2032 EHF European Men's Handball Championship

Tournament details
- Host countries: France Germany
- Venues: 6 (in 6 host cities)
- Dates: 15 January–1 February
- Teams: 24 (from 1 confederation)

= 2032 European Men's Handball Championship =

The 2032 EHF European Men's Handball Championship, commonly referred to as the EHF EURO 2032, will be the 20th edition of the EHF European Men's Handball Championship, the biennial international men's handball championship of Europe organized by EHF. The tournament will be held in France and Germany from 15 January to 1 February 2032.

Data extracts:

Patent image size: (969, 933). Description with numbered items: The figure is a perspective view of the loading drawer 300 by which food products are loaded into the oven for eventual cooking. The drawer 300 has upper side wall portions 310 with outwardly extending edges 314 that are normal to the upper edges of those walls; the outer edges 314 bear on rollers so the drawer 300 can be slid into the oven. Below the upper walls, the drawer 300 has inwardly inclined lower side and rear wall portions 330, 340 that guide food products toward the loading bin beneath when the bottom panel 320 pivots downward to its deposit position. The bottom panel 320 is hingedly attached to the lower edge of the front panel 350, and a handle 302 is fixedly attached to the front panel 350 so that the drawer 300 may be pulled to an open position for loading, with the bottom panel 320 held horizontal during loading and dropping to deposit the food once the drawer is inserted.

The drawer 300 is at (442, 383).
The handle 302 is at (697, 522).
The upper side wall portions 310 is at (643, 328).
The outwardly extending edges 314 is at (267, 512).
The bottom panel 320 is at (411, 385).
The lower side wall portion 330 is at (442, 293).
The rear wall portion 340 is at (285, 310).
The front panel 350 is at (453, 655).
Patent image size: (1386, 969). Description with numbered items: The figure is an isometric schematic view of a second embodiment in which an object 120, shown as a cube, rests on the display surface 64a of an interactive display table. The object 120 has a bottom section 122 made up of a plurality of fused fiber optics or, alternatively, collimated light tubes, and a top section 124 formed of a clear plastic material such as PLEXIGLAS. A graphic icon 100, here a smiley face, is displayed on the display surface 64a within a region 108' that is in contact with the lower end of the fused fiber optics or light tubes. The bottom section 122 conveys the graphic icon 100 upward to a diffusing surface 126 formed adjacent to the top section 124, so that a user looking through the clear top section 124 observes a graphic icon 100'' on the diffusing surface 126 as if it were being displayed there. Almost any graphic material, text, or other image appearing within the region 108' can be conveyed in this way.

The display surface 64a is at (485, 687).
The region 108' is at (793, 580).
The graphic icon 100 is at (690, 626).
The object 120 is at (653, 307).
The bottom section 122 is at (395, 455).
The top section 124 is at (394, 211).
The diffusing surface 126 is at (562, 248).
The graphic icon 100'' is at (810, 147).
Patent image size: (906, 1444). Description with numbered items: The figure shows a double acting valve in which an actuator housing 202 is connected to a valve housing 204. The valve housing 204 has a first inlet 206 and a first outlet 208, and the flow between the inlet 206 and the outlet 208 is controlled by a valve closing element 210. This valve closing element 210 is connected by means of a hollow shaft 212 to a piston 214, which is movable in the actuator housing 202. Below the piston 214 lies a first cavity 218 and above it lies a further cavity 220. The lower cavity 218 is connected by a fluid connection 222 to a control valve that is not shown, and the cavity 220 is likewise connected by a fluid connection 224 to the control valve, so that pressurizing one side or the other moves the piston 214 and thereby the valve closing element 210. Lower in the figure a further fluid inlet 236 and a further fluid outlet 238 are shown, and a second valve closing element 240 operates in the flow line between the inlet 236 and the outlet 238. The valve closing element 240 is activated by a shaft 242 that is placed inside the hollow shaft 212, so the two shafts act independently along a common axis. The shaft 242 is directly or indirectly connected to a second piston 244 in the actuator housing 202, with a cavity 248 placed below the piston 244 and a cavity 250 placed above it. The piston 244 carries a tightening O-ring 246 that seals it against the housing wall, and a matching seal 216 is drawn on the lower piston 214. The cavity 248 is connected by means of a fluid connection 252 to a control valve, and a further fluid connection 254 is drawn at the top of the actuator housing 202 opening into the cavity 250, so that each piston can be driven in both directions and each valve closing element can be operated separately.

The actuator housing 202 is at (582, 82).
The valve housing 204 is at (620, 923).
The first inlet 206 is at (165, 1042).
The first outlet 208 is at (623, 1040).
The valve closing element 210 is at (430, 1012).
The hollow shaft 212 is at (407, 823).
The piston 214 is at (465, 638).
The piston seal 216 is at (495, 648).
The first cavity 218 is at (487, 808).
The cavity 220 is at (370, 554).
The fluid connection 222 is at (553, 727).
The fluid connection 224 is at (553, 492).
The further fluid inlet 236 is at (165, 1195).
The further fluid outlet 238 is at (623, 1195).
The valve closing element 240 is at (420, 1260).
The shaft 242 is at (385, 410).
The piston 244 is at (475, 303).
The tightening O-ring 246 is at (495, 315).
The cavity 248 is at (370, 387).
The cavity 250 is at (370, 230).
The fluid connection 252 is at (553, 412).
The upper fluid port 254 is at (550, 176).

Actions to take:
[a] In the championship article, condense the paragraph that begins "The 2032 EHF European Men's Handball Championship, commonly referred to" into a bulleted list that keeps its main facts.
[b] Quote the championship article from "Tournament details" up to and including "1 February 2032.".

Answers to each task:
[a]
- Common name: EHF EURO 2032
- The 20th edition of the EHF European Men's Handball Championship
- A biennial international men's handball championship of Europe, organized by EHF
- Hosts: France and Germany
- Dates: 15 January to 1 February 2032

[b]
Tournament details
- Host countries: France Germany
- Venues: 6 (in 6 host cities)
- Dates: 15 January–1 February
- Teams: 24 (from 1 confederation)

= 2032 European Men's Handball Championship =

The 2032 EHF European Men's Handball Championship, commonly referred to as the EHF EURO 2032, will be the 20th edition of the EHF European Men's Handball Championship, the biennial international men's handball championship of Europe organized by EHF. The tournament will be held in France and Germany from 15 January to 1 February 2032.